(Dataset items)
Start
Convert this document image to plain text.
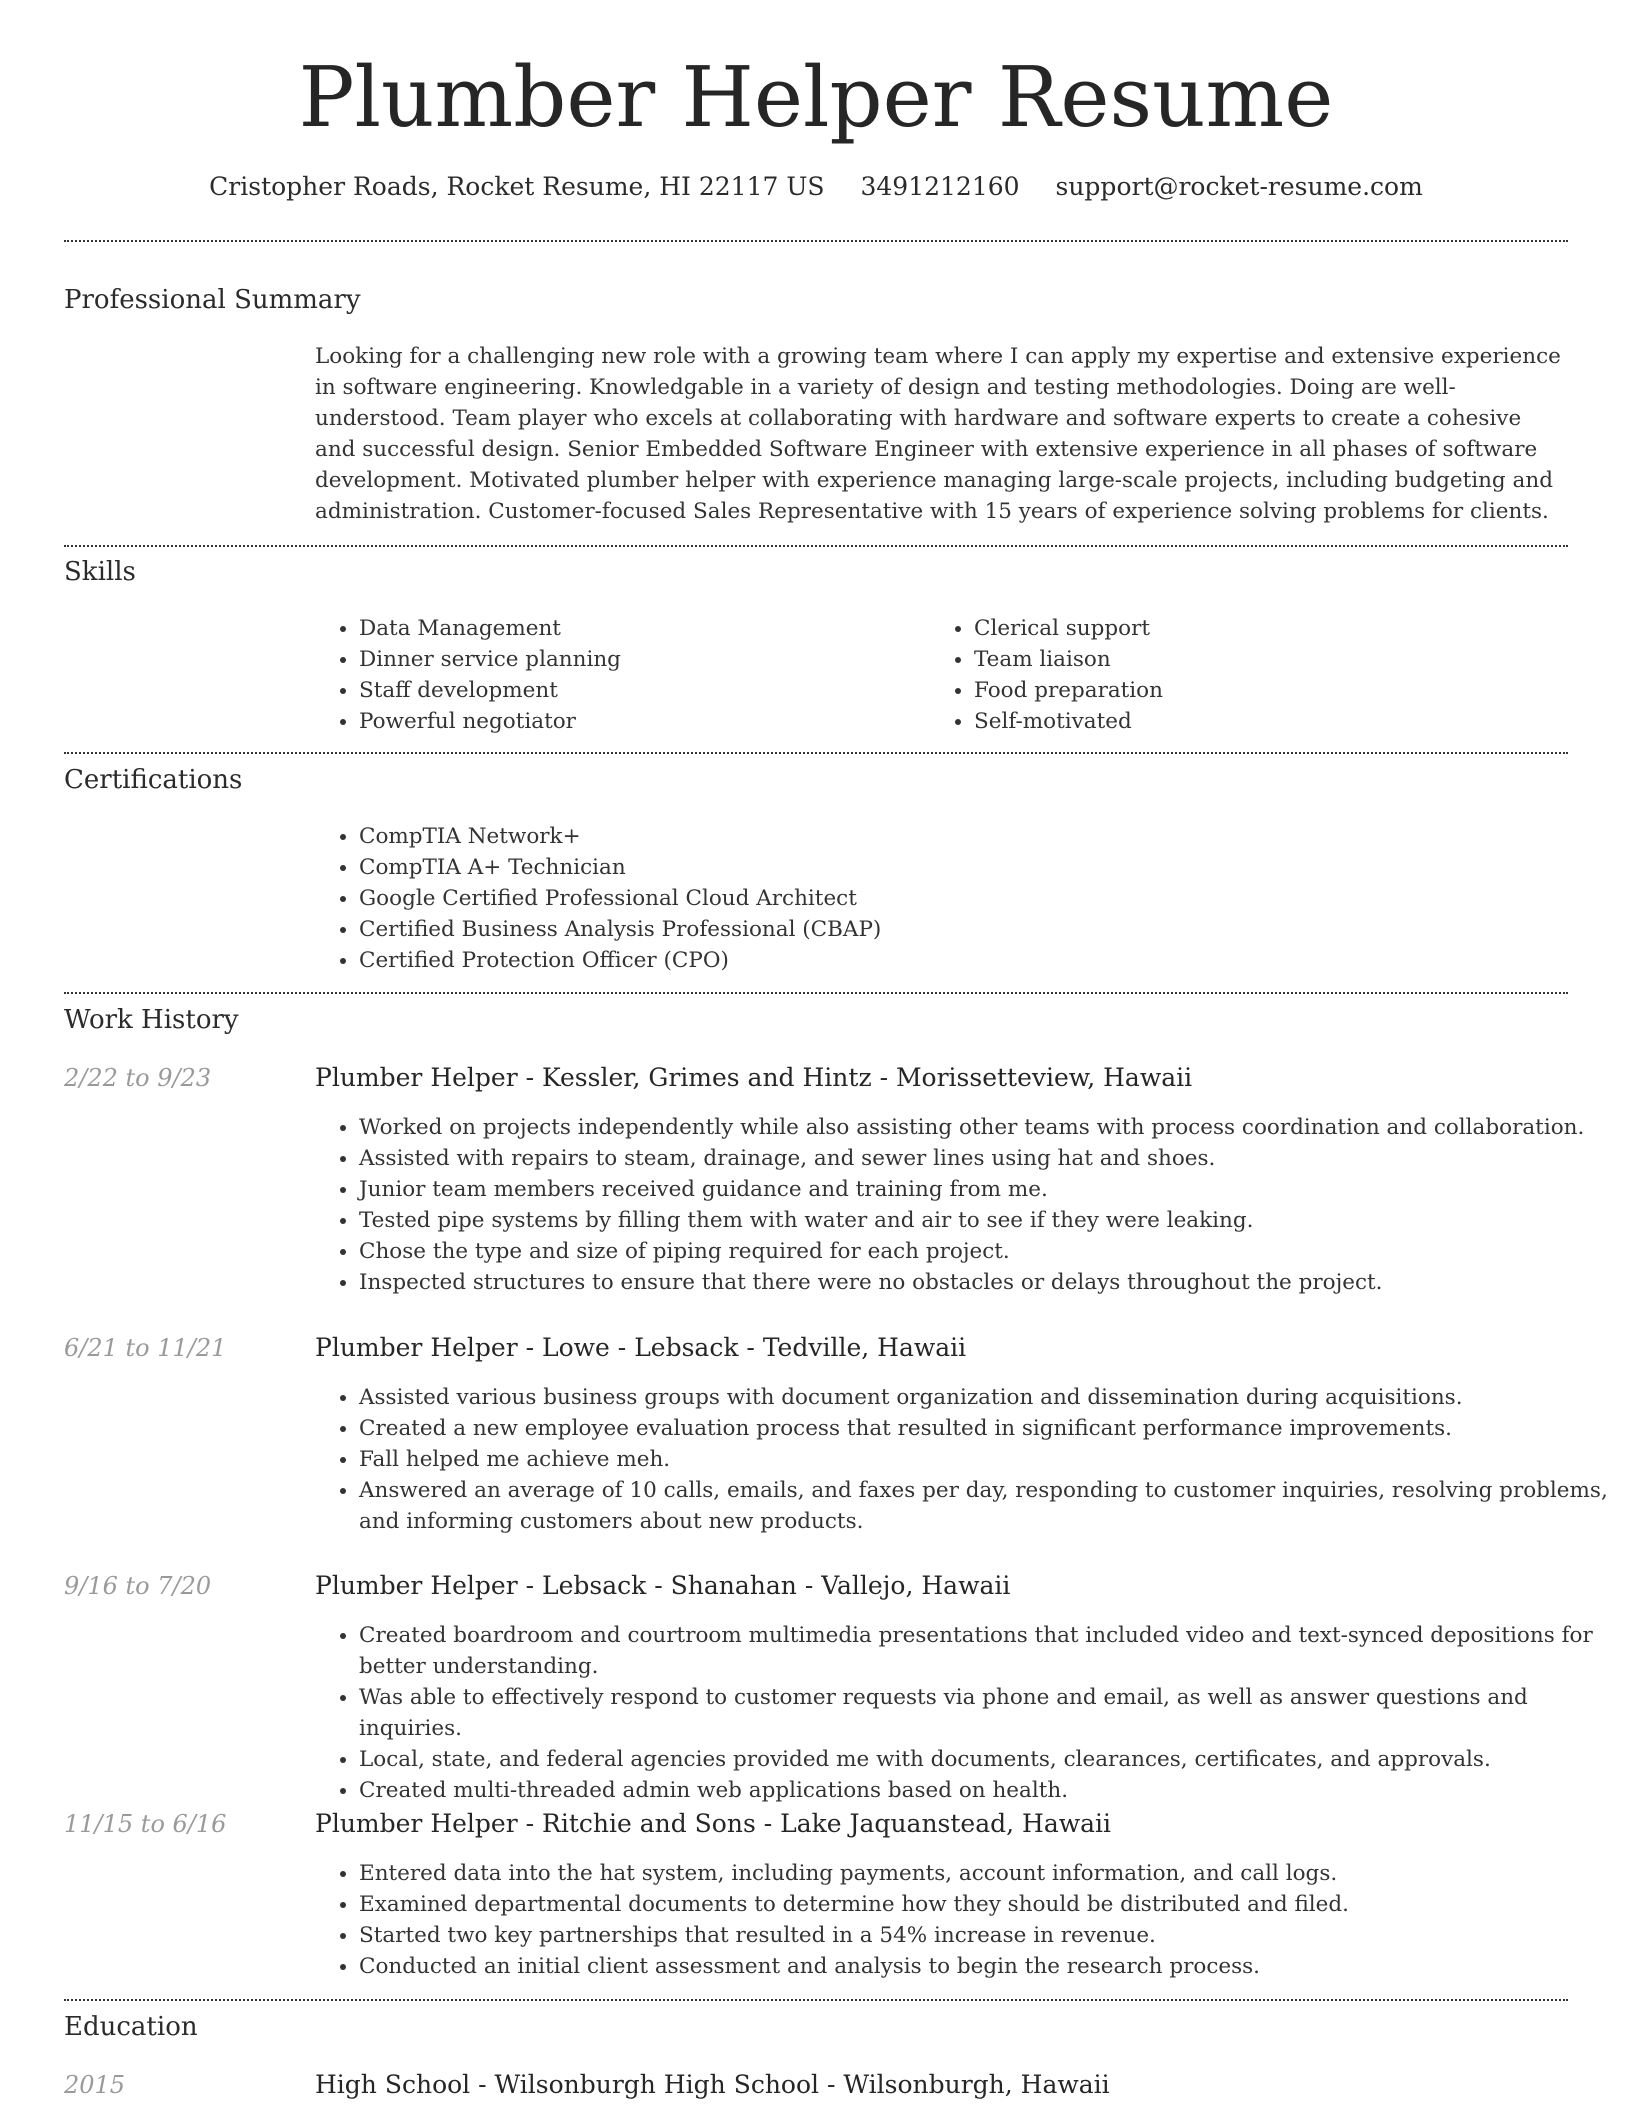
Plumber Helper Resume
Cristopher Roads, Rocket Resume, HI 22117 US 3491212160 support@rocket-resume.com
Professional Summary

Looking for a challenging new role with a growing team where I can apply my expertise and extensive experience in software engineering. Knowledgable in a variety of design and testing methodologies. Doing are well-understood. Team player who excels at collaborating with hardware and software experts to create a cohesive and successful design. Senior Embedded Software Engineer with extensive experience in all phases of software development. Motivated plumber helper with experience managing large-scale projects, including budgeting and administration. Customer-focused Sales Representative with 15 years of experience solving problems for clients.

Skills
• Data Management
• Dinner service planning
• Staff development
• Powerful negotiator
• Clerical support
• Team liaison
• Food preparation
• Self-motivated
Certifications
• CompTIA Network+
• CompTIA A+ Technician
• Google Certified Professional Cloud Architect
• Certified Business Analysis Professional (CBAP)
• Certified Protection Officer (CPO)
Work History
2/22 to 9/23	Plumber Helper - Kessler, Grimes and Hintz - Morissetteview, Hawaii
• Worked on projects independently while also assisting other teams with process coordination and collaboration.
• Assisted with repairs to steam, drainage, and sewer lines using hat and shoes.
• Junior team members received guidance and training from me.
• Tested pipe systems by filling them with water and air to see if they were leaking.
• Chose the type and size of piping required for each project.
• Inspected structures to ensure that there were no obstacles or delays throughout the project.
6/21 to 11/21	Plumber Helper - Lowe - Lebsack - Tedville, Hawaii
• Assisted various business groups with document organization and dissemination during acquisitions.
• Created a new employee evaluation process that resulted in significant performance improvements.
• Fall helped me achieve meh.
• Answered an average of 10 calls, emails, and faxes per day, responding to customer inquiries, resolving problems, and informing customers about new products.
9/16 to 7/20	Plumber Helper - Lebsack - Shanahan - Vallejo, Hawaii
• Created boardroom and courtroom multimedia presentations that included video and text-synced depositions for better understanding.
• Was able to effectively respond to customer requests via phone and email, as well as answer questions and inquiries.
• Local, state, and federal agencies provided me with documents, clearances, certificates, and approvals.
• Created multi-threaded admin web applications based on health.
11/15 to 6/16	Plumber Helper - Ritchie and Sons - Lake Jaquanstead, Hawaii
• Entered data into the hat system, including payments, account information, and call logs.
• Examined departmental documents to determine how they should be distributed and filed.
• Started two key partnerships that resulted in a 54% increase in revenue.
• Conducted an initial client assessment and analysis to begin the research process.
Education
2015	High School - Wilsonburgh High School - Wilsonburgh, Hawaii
End
• Requirements:
Look over the listing. Pull out every line with the string "that" in it.

• Complete response:
• Inspected structures to ensure that there were no obstacles or delays throughout the project.
• Created a new employee evaluation process that resulted in significant performance improvements.
• Created boardroom and courtroom multimedia presentations that included video and text-synced depositions for better understanding.
• Started two key partnerships that resulted in a 54% increase in revenue.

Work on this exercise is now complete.